§ Data provided:
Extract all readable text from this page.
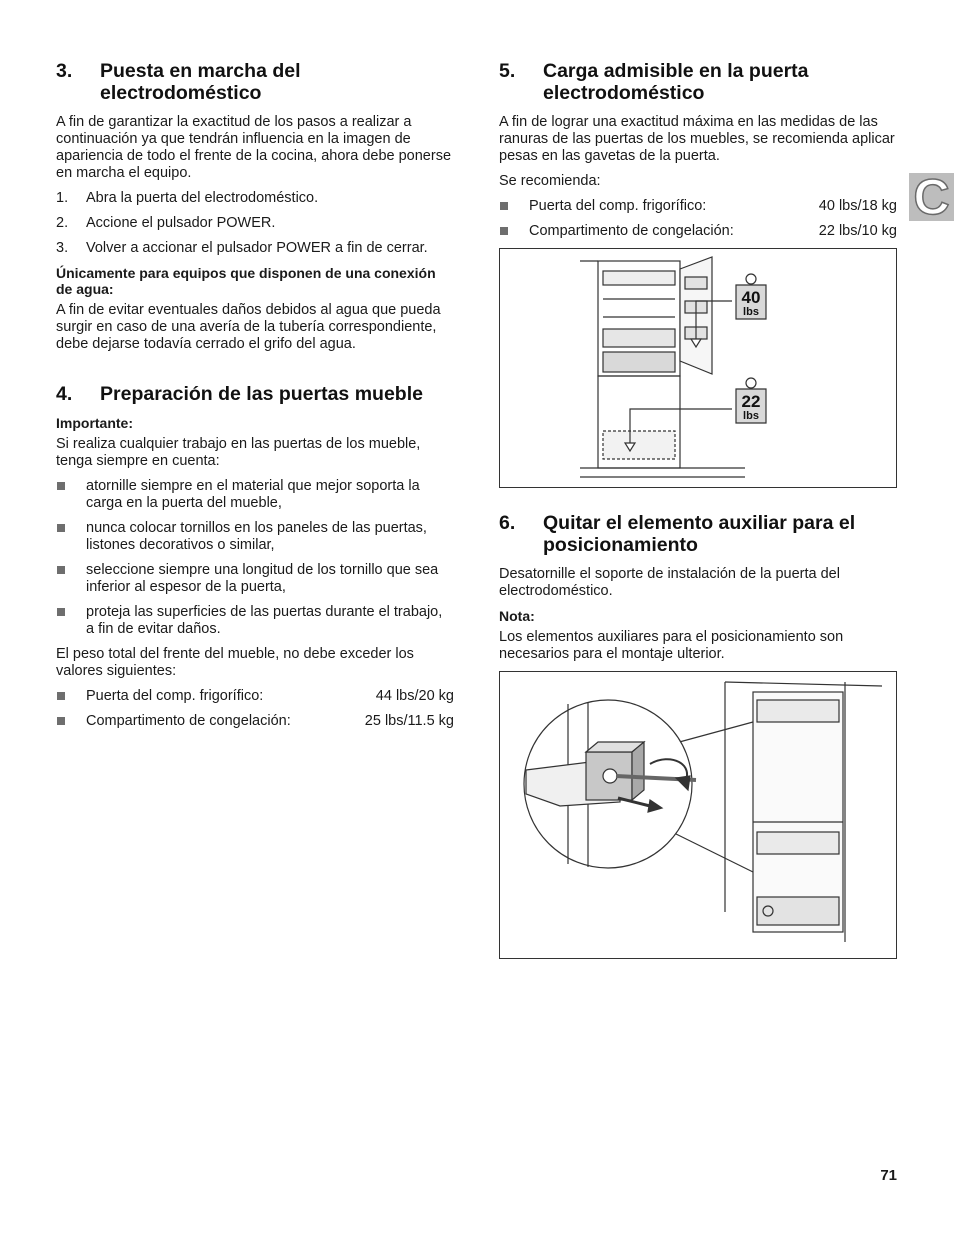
C
3.	Puesta en marcha del electrodoméstico

A fin de garantizar la exactitud de los pasos a realizar a continuación ya que tendrán influencia en la imagen de apariencia de todo el frente de la cocina, ahora debe ponerse en marcha el equipo.

1.	Abra la puerta del electrodoméstico.
2.	Accione el pulsador POWER.
3.	Volver a accionar el pulsador POWER a fin de cerrar.

Únicamente para equipos que disponen de una conexión de agua:

A fin de evitar eventuales daños debidos al agua que pueda surgir en caso de una avería de la tubería correspondiente, debe dejarse todavía cerrado el grifo del agua.

4.	Preparación de las puertas mueble

Importante:

Si realiza cualquier trabajo en las puertas de los mueble, tenga siempre en cuenta:

atornille siempre en el material que mejor soporta la carga en la puerta del mueble,
nunca colocar tornillos en los paneles de las puertas, listones decorativos o similar,
seleccione siempre una longitud de los tornillo que sea inferior al espesor de la puerta,
proteja las superficies de las puertas durante el trabajo, a fin de evitar daños.

El peso total del frente del mueble, no debe exceder los valores siguientes:

Puerta del comp. frigorífico:	44 lbs/20 kg
Compartimento de congelación:	25 lbs/11.5 kg
5.	Carga admisible en la puerta electrodoméstico

A fin de lograr una exactitud máxima en las medidas de las ranuras de las puertas de los muebles, se recomienda aplicar pesas en las gavetas de la puerta.

Se recomienda:

Puerta del comp. frigorífico:	40 lbs/18 kg
Compartimento de congelación:	22 lbs/10 kg
40
lbs
22
lbs
6.	Quitar el elemento auxiliar para el posicionamiento

Desatornille el soporte de instalación de la puerta del electrodoméstico.

Nota:

Los elementos auxiliares para el posicionamiento son necesarios para el montaje ulterior.

71
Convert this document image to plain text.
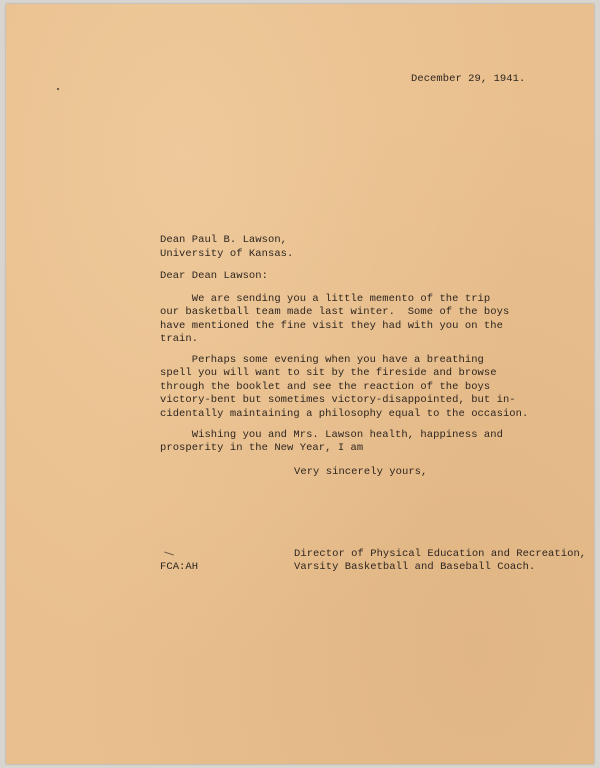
December 29, 1941.
Dean Paul B. Lawson,
University of Kansas.
Dear Dean Lawson:
We are sending you a little memento of the trip
our basketball team made last winter.  Some of the boys
have mentioned the fine visit they had with you on the
train.
Perhaps some evening when you have a breathing
spell you will want to sit by the fireside and browse
through the booklet and see the reaction of the boys
victory-bent but sometimes victory-disappointed, but in-
cidentally maintaining a philosophy equal to the occasion.
Wishing you and Mrs. Lawson health, happiness and
prosperity in the New Year, I am
Very sincerely yours,
Director of Physical Education and Recreation,
Varsity Basketball and Baseball Coach.
FCA:AH
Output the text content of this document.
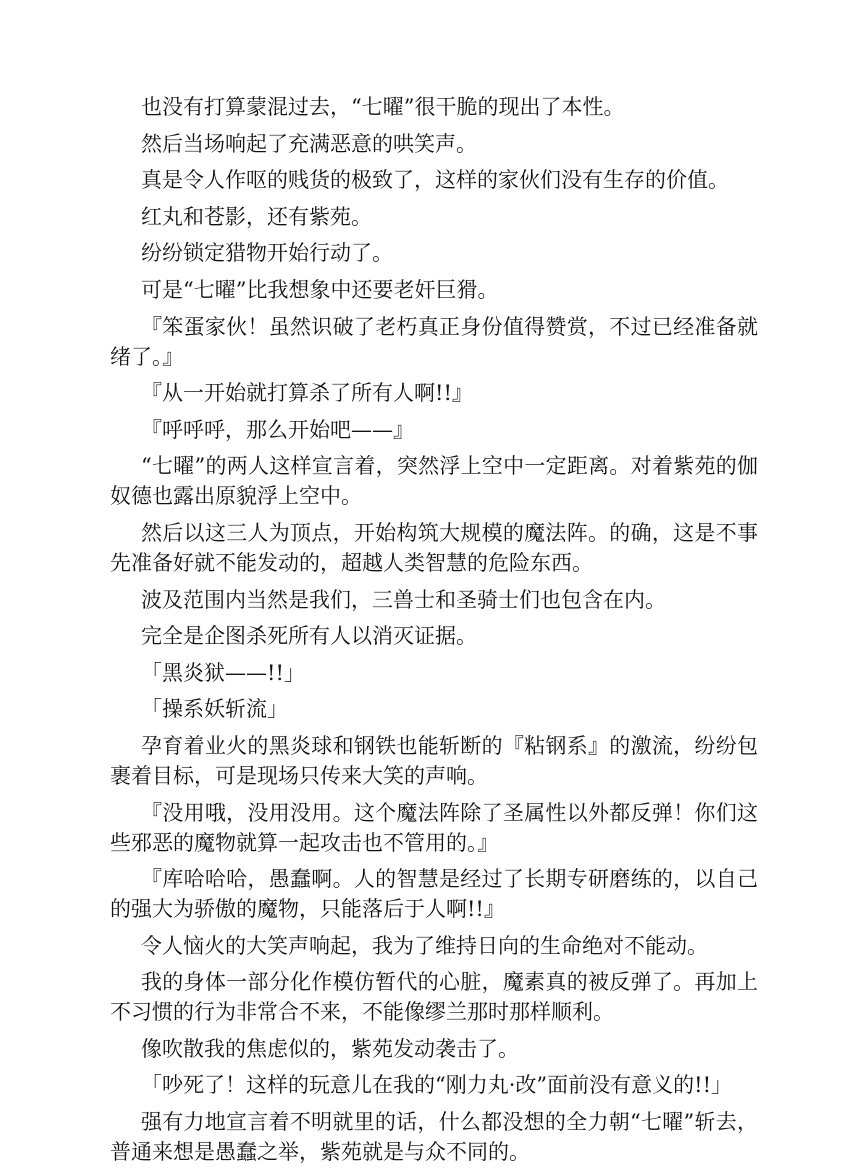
也没有打算蒙混过去，“七曜”很干脆的现出了本性。

然后当场响起了充满恶意的哄笑声。

真是令人作呕的贱货的极致了，这样的家伙们没有生存的价值。

红丸和苍影，还有紫苑。

纷纷锁定猎物开始行动了。

可是“七曜”比我想象中还要老奸巨猾。

『笨蛋家伙！虽然识破了老朽真正身份值得赞赏，不过已经准备就绪了。』

『从一开始就打算杀了所有人啊!!』

『呼呼呼，那么开始吧——』

“七曜”的两人这样宣言着，突然浮上空中一定距离。对着紫苑的伽奴德也露出原貌浮上空中。

然后以这三人为顶点，开始构筑大规模的魔法阵。的确，这是不事先准备好就不能发动的，超越人类智慧的危险东西。

波及范围内当然是我们，三兽士和圣骑士们也包含在内。

完全是企图杀死所有人以消灭证据。

「黑炎狱——!!」

「操系妖斩流」

孕育着业火的黑炎球和钢铁也能斩断的『粘钢系』的激流，纷纷包裹着目标，可是现场只传来大笑的声响。

『没用哦，没用没用。这个魔法阵除了圣属性以外都反弹！你们这些邪恶的魔物就算一起攻击也不管用的。』

『库哈哈哈，愚蠢啊。人的智慧是经过了长期专研磨练的，以自己的强大为骄傲的魔物，只能落后于人啊!!』

令人恼火的大笑声响起，我为了维持日向的生命绝对不能动。

我的身体一部分化作模仿暂代的心脏，魔素真的被反弹了。再加上不习惯的行为非常合不来，不能像缪兰那时那样顺利。

像吹散我的焦虑似的，紫苑发动袭击了。

「吵死了！这样的玩意儿在我的“刚力丸·改”面前没有意义的!!」

强有力地宣言着不明就里的话，什么都没想的全力朝“七曜”斩去，普通来想是愚蠢之举，紫苑就是与众不同的。
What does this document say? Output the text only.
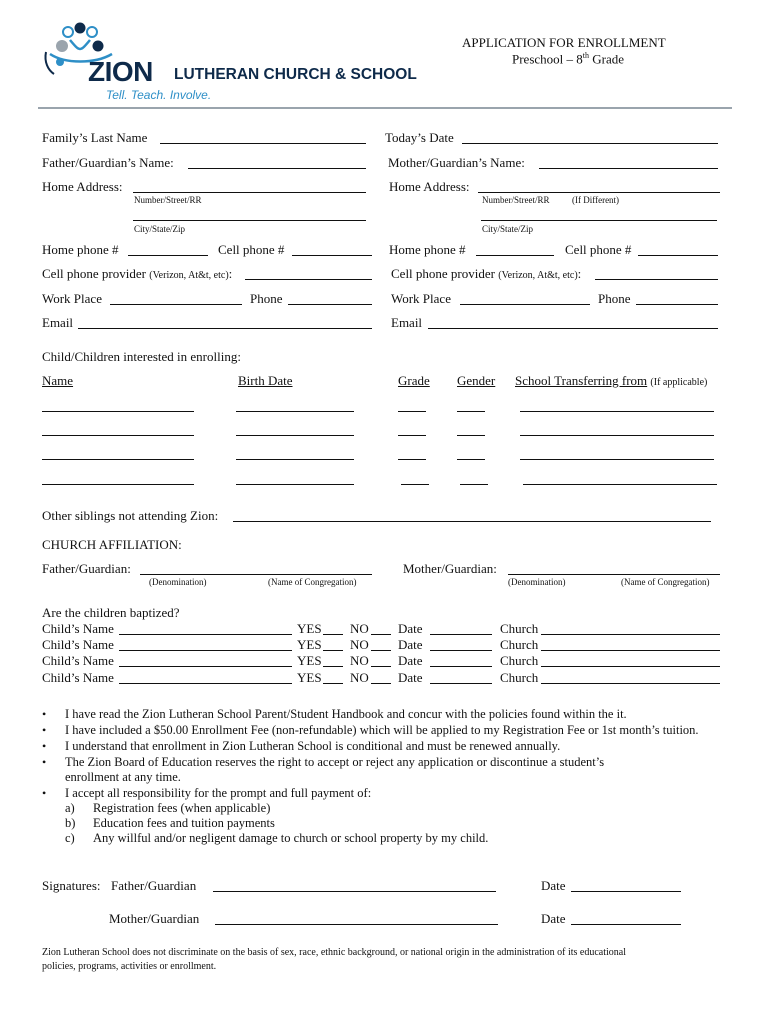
ZION LUTHERAN CHURCH & SCHOOL
Tell. Teach. Involve.
APPLICATION FOR ENROLLMENT
Preschool – 8th Grade
Family’s Last Name	Today’s Date
Father/Guardian’s Name:	Mother/Guardian’s Name:
Home Address:
Number/Street/RR
City/State/Zip
Home Address:
Number/Street/RR	(If Different)
City/State/Zip
Home phone #	Cell phone #	Home phone #	Cell phone #
Cell phone provider (Verizon, At&t, etc):	Cell phone provider (Verizon, At&t, etc):
Work Place	Phone	Work Place	Phone
Email	Email
Child/Children interested in enrolling:
Name	Birth Date	Grade Gender School Transferring from (If applicable)
Other siblings not attending Zion:
CHURCH AFFILIATION:
Father/Guardian:
(Denomination)	(Name of Congregation)
Mother/Guardian:
(Denomination)	(Name of Congregation)
Are the children baptized?
Child’s Name	YES NO Date	Church
Child’s Name	YES NO Date	Church
Child’s Name	YES NO Date	Church
Child’s Name	YES NO Date	Church
• I have read the Zion Lutheran School Parent/Student Handbook and concur with the policies found within the it.
• I have included a $50.00 Enrollment Fee (non-refundable) which will be applied to my Registration Fee or 1st month’s tuition.
• I understand that enrollment in Zion Lutheran School is conditional and must be renewed annually.
• The Zion Board of Education reserves the right to accept or reject any application or discontinue a student’s
enrollment at any time.
• I accept all responsibility for the prompt and full payment of:
a) Registration fees (when applicable)
b) Education fees and tuition payments
c) Any willful and/or negligent damage to church or school property by my child.
Signatures: Father/Guardian	Date
Mother/Guardian	Date
Zion Lutheran School does not discriminate on the basis of sex, race, ethnic background, or national origin in the administration of its educational
policies, programs, activities or enrollment.
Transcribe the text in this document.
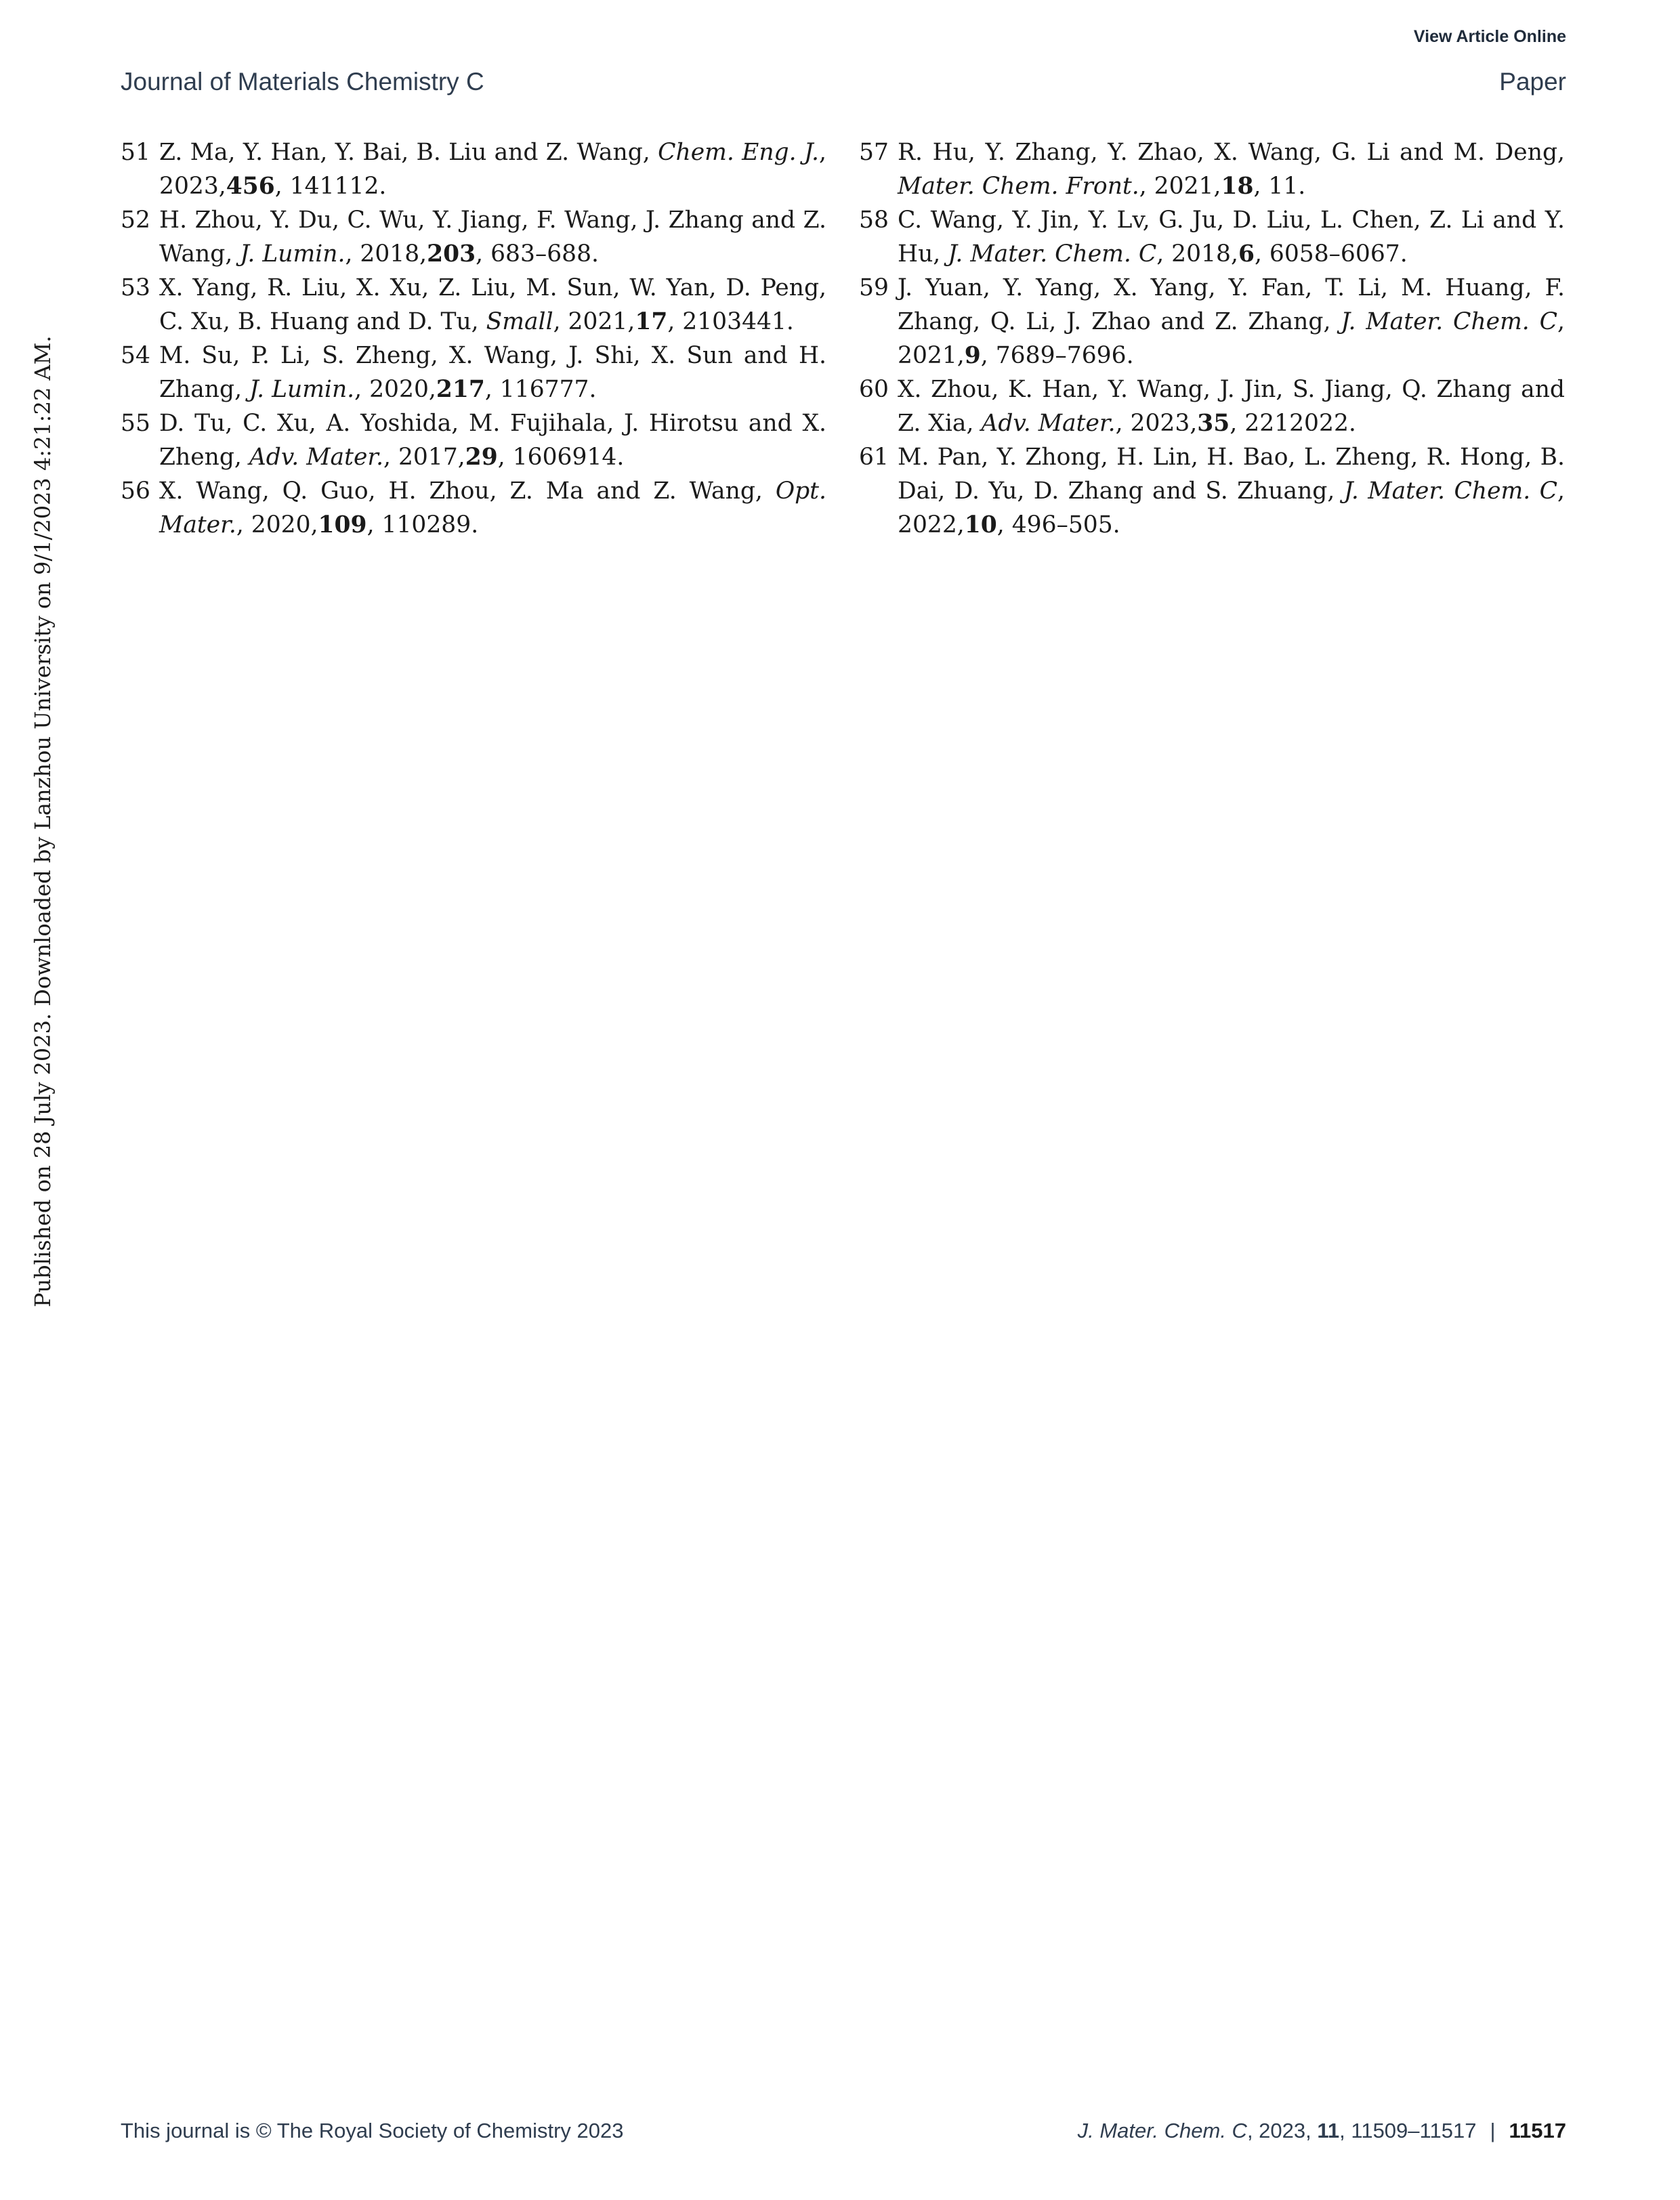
View Article Online
Journal of Materials Chemistry C	Paper
Published on 28 July 2023. Downloaded by Lanzhou University on 9/1/2023 4:21:22 AM.
51 Z. Ma, Y. Han, Y. Bai, B. Liu and Z. Wang, Chem. Eng. J., 2023,456, 141112.
52 H. Zhou, Y. Du, C. Wu, Y. Jiang, F. Wang, J. Zhang and Z. Wang, J. Lumin., 2018,203, 683–688.
53 X. Yang, R. Liu, X. Xu, Z. Liu, M. Sun, W. Yan, D. Peng, C. Xu, B. Huang and D. Tu, Small, 2021,17, 2103441.
54 M. Su, P. Li, S. Zheng, X. Wang, J. Shi, X. Sun and H. Zhang, J. Lumin., 2020,217, 116777.
55 D. Tu, C. Xu, A. Yoshida, M. Fujihala, J. Hirotsu and X. Zheng, Adv. Mater., 2017,29, 1606914.
56 X. Wang, Q. Guo, H. Zhou, Z. Ma and Z. Wang, Opt. Mater., 2020,109, 110289.
57 R. Hu, Y. Zhang, Y. Zhao, X. Wang, G. Li and M. Deng, Mater. Chem. Front., 2021,18, 11.
58 C. Wang, Y. Jin, Y. Lv, G. Ju, D. Liu, L. Chen, Z. Li and Y. Hu, J. Mater. Chem. C, 2018,6, 6058–6067.
59 J. Yuan, Y. Yang, X. Yang, Y. Fan, T. Li, M. Huang, F. Zhang, Q. Li, J. Zhao and Z. Zhang, J. Mater. Chem. C, 2021,9, 7689–7696.
60 X. Zhou, K. Han, Y. Wang, J. Jin, S. Jiang, Q. Zhang and Z. Xia, Adv. Mater., 2023,35, 2212022.
61 M. Pan, Y. Zhong, H. Lin, H. Bao, L. Zheng, R. Hong, B. Dai, D. Yu, D. Zhang and S. Zhuang, J. Mater. Chem. C, 2022,10, 496–505.
This journal is © The Royal Society of Chemistry 2023	J. Mater. Chem. C, 2023, 11, 11509–11517 | 11517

§ Stated task: Respond with nothing but the number of lines in the entries that contain the string "Lawson".

§ Solution to the problem: 3